> _WORK REQUIRED_: Each entry here needs to be set down again exactly, please; pictures are left out.

> _LISTED ENTRIES_:
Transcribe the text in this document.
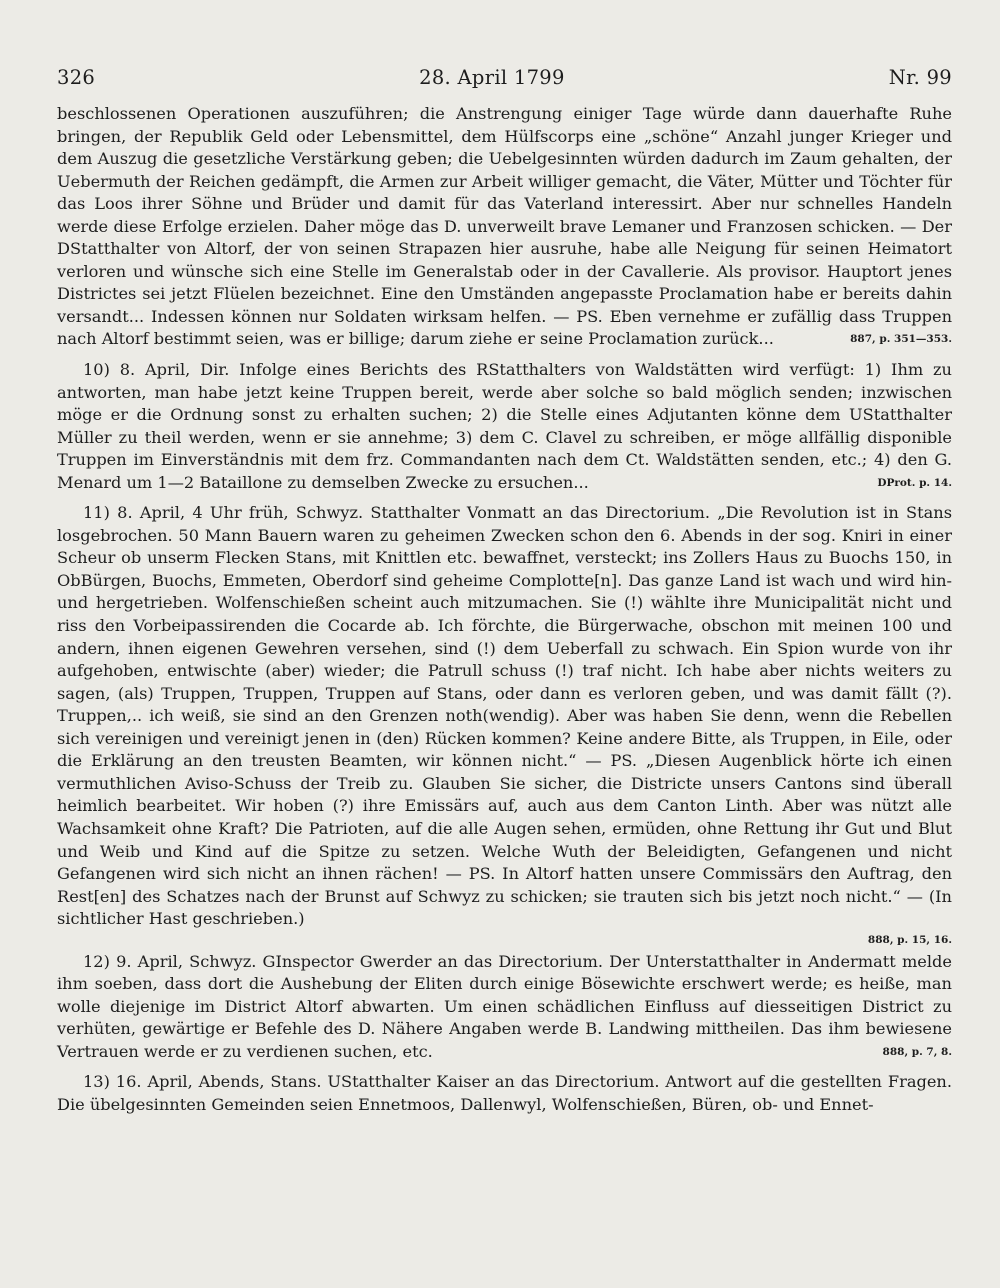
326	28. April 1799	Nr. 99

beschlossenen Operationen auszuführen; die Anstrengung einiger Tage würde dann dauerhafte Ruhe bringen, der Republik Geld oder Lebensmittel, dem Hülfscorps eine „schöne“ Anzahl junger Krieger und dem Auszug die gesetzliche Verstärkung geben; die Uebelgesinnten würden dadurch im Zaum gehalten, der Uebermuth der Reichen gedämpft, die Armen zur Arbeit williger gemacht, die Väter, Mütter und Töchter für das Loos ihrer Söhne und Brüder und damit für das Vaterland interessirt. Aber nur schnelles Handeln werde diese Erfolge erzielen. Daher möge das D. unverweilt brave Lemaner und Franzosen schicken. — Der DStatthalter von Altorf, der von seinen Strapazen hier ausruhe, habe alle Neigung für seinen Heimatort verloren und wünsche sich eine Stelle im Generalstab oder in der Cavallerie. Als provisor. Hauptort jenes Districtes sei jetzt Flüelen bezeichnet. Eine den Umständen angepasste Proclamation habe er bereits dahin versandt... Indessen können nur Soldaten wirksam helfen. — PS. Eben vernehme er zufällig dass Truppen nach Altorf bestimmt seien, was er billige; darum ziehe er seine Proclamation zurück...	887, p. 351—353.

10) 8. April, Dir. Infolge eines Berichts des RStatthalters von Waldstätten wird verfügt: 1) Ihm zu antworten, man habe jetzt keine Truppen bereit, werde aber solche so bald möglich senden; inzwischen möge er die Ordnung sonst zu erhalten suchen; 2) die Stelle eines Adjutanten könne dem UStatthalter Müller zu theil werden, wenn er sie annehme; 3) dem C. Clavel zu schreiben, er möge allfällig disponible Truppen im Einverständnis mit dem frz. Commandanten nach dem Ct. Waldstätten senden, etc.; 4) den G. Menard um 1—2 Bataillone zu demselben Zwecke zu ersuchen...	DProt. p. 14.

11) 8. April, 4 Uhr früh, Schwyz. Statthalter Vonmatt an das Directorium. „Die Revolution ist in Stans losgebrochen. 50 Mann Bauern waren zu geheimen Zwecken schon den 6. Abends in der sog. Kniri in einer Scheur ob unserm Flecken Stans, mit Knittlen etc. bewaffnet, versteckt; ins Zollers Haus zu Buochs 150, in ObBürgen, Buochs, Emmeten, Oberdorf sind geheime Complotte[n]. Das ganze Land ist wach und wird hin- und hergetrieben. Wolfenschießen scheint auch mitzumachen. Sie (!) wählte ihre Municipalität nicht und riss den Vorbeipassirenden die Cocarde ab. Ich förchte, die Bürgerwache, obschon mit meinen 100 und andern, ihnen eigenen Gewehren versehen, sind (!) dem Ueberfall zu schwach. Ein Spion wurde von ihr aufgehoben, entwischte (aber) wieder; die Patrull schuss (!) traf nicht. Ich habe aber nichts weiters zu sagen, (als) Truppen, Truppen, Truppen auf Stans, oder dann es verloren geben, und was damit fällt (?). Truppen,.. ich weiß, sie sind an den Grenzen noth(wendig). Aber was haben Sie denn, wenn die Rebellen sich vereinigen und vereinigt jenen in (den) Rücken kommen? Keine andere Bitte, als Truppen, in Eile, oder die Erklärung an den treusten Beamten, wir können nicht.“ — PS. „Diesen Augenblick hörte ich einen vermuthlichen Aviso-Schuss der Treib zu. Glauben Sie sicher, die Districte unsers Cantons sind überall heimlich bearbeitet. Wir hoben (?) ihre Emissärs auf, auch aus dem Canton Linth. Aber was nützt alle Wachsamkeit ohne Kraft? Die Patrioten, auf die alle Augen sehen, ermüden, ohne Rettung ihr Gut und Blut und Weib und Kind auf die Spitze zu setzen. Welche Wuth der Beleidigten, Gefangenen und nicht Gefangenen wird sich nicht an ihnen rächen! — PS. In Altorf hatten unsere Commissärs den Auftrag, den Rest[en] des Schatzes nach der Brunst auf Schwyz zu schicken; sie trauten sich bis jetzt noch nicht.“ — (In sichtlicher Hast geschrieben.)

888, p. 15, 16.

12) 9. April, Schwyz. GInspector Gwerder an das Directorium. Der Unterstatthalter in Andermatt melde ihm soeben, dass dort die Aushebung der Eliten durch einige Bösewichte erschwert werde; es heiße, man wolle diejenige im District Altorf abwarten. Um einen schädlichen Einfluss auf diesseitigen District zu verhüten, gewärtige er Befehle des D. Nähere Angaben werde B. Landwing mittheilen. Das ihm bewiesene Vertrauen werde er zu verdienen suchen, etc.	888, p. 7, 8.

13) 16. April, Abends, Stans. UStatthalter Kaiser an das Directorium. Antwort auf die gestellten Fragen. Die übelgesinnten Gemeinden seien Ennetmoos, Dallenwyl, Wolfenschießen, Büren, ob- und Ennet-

> _WRITTEN REPLY_:
Transcribe the text in this document.
326	28. April 1799	Nr. 99

beschlossenen Operationen auszuführen; die Anstrengung einiger Tage würde dann dauerhafte Ruhe bringen, der Republik Geld oder Lebensmittel, dem Hülfscorps eine „schöne“ Anzahl junger Krieger und dem Auszug die gesetzliche Verstärkung geben; die Uebelgesinnten würden dadurch im Zaum gehalten, der Uebermuth der Reichen gedämpft, die Armen zur Arbeit williger gemacht, die Väter, Mütter und Töchter für das Loos ihrer Söhne und Brüder und damit für das Vaterland interessirt. Aber nur schnelles Handeln werde diese Erfolge erzielen. Daher möge das D. unverweilt brave Lemaner und Franzosen schicken. — Der DStatthalter von Altorf, der von seinen Strapazen hier ausruhe, habe alle Neigung für seinen Heimatort verloren und wünsche sich eine Stelle im Generalstab oder in der Cavallerie. Als provisor. Hauptort jenes Districtes sei jetzt Flüelen bezeichnet. Eine den Umständen angepasste Proclamation habe er bereits dahin versandt... Indessen können nur Soldaten wirksam helfen. — PS. Eben vernehme er zufällig dass Truppen nach Altorf bestimmt seien, was er billige; darum ziehe er seine Proclamation zurück...	887, p. 351—353.

10) 8. April, Dir. Infolge eines Berichts des RStatthalters von Waldstätten wird verfügt: 1) Ihm zu antworten, man habe jetzt keine Truppen bereit, werde aber solche so bald möglich senden; inzwischen möge er die Ordnung sonst zu erhalten suchen; 2) die Stelle eines Adjutanten könne dem UStatthalter Müller zu theil werden, wenn er sie annehme; 3) dem C. Clavel zu schreiben, er möge allfällig disponible Truppen im Einverständnis mit dem frz. Commandanten nach dem Ct. Waldstätten senden, etc.; 4) den G. Menard um 1—2 Bataillone zu demselben Zwecke zu ersuchen...	DProt. p. 14.

11) 8. April, 4 Uhr früh, Schwyz. Statthalter Vonmatt an das Directorium. „Die Revolution ist in Stans losgebrochen. 50 Mann Bauern waren zu geheimen Zwecken schon den 6. Abends in der sog. Kniri in einer Scheur ob unserm Flecken Stans, mit Knittlen etc. bewaffnet, versteckt; ins Zollers Haus zu Buochs 150, in ObBürgen, Buochs, Emmeten, Oberdorf sind geheime Complotte[n]. Das ganze Land ist wach und wird hin- und hergetrieben. Wolfenschießen scheint auch mitzumachen. Sie (!) wählte ihre Municipalität nicht und riss den Vorbeipassirenden die Cocarde ab. Ich förchte, die Bürgerwache, obschon mit meinen 100 und andern, ihnen eigenen Gewehren versehen, sind (!) dem Ueberfall zu schwach. Ein Spion wurde von ihr aufgehoben, entwischte (aber) wieder; die Patrull schuss (!) traf nicht. Ich habe aber nichts weiters zu sagen, (als) Truppen, Truppen, Truppen auf Stans, oder dann es verloren geben, und was damit fällt (?). Truppen,.. ich weiß, sie sind an den Grenzen noth(wendig). Aber was haben Sie denn, wenn die Rebellen sich vereinigen und vereinigt jenen in (den) Rücken kommen? Keine andere Bitte, als Truppen, in Eile, oder die Erklärung an den treusten Beamten, wir können nicht.“ — PS. „Diesen Augenblick hörte ich einen vermuthlichen Aviso-Schuss der Treib zu. Glauben Sie sicher, die Districte unsers Cantons sind überall heimlich bearbeitet. Wir hoben (?) ihre Emissärs auf, auch aus dem Canton Linth. Aber was nützt alle Wachsamkeit ohne Kraft? Die Patrioten, auf die alle Augen sehen, ermüden, ohne Rettung ihr Gut und Blut und Weib und Kind auf die Spitze zu setzen. Welche Wuth der Beleidigten, Gefangenen und nicht Gefangenen wird sich nicht an ihnen rächen! — PS. In Altorf hatten unsere Commissärs den Auftrag, den Rest[en] des Schatzes nach der Brunst auf Schwyz zu schicken; sie trauten sich bis jetzt noch nicht.“ — (In sichtlicher Hast geschrieben.)

888, p. 15, 16.

12) 9. April, Schwyz. GInspector Gwerder an das Directorium. Der Unterstatthalter in Andermatt melde ihm soeben, dass dort die Aushebung der Eliten durch einige Bösewichte erschwert werde; es heiße, man wolle diejenige im District Altorf abwarten. Um einen schädlichen Einfluss auf diesseitigen District zu verhüten, gewärtige er Befehle des D. Nähere Angaben werde B. Landwing mittheilen. Das ihm bewiesene Vertrauen werde er zu verdienen suchen, etc.	888, p. 7, 8.

13) 16. April, Abends, Stans. UStatthalter Kaiser an das Directorium. Antwort auf die gestellten Fragen. Die übelgesinnten Gemeinden seien Ennetmoos, Dallenwyl, Wolfenschießen, Büren, ob- und Ennet-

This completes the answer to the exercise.